* WRITTEN TASK *
Go through the material below and copy each line where the word "OURO" appears.
## begin
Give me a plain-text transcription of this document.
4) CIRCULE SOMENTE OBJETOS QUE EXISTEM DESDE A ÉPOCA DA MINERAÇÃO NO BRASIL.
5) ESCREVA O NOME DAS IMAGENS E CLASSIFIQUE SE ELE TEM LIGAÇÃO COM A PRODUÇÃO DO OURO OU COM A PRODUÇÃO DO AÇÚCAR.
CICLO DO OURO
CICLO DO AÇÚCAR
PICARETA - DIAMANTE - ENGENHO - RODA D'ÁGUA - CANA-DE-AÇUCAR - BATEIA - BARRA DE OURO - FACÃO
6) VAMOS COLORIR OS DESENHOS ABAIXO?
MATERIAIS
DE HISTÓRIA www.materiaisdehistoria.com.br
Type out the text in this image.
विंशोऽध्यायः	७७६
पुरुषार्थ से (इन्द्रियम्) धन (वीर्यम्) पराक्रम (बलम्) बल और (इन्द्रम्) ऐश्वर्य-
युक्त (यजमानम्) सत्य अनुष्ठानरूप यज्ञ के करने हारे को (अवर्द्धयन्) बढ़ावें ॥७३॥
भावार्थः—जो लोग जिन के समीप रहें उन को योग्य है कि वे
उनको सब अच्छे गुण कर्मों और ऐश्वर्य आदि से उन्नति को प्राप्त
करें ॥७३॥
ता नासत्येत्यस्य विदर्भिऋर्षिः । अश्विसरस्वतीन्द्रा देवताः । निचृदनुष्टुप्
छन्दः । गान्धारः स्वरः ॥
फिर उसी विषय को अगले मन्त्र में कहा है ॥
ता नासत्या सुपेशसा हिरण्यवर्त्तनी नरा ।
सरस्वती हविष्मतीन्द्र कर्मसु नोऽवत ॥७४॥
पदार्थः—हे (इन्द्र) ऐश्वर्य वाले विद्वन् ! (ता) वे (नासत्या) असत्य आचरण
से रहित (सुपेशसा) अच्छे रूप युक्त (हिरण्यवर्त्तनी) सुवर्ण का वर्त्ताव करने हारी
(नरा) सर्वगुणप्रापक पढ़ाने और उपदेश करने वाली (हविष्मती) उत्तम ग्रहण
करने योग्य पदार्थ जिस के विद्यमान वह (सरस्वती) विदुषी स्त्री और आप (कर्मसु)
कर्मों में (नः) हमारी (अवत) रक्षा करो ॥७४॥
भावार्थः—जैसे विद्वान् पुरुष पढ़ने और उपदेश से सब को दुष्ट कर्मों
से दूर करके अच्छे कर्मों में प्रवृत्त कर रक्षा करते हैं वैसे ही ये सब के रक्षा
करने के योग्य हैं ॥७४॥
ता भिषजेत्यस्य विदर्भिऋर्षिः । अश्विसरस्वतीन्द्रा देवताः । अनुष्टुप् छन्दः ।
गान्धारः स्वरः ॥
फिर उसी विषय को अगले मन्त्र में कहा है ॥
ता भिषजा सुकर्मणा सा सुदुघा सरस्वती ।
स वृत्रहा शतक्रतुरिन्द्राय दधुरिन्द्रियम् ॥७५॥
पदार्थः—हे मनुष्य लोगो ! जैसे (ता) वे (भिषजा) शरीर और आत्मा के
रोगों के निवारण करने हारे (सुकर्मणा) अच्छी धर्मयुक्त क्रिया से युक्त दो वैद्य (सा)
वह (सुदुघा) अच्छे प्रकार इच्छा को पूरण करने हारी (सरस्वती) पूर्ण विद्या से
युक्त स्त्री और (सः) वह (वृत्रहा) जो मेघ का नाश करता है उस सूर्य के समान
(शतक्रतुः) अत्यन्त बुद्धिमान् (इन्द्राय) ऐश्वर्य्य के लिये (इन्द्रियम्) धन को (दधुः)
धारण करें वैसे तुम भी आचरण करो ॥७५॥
## end
* EXPECTED ANSWER *
5) ESCREVA O NOME DAS IMAGENS E CLASSIFIQUE SE ELE TEM LIGAÇÃO COM A PRODUÇÃO DO OURO OU COM A PRODUÇÃO DO AÇÚCAR.
CICLO DO OURO
PICARETA - DIAMANTE - ENGENHO - RODA D'ÁGUA - CANA-DE-AÇUCAR - BATEIA - BARRA DE OURO - FACÃO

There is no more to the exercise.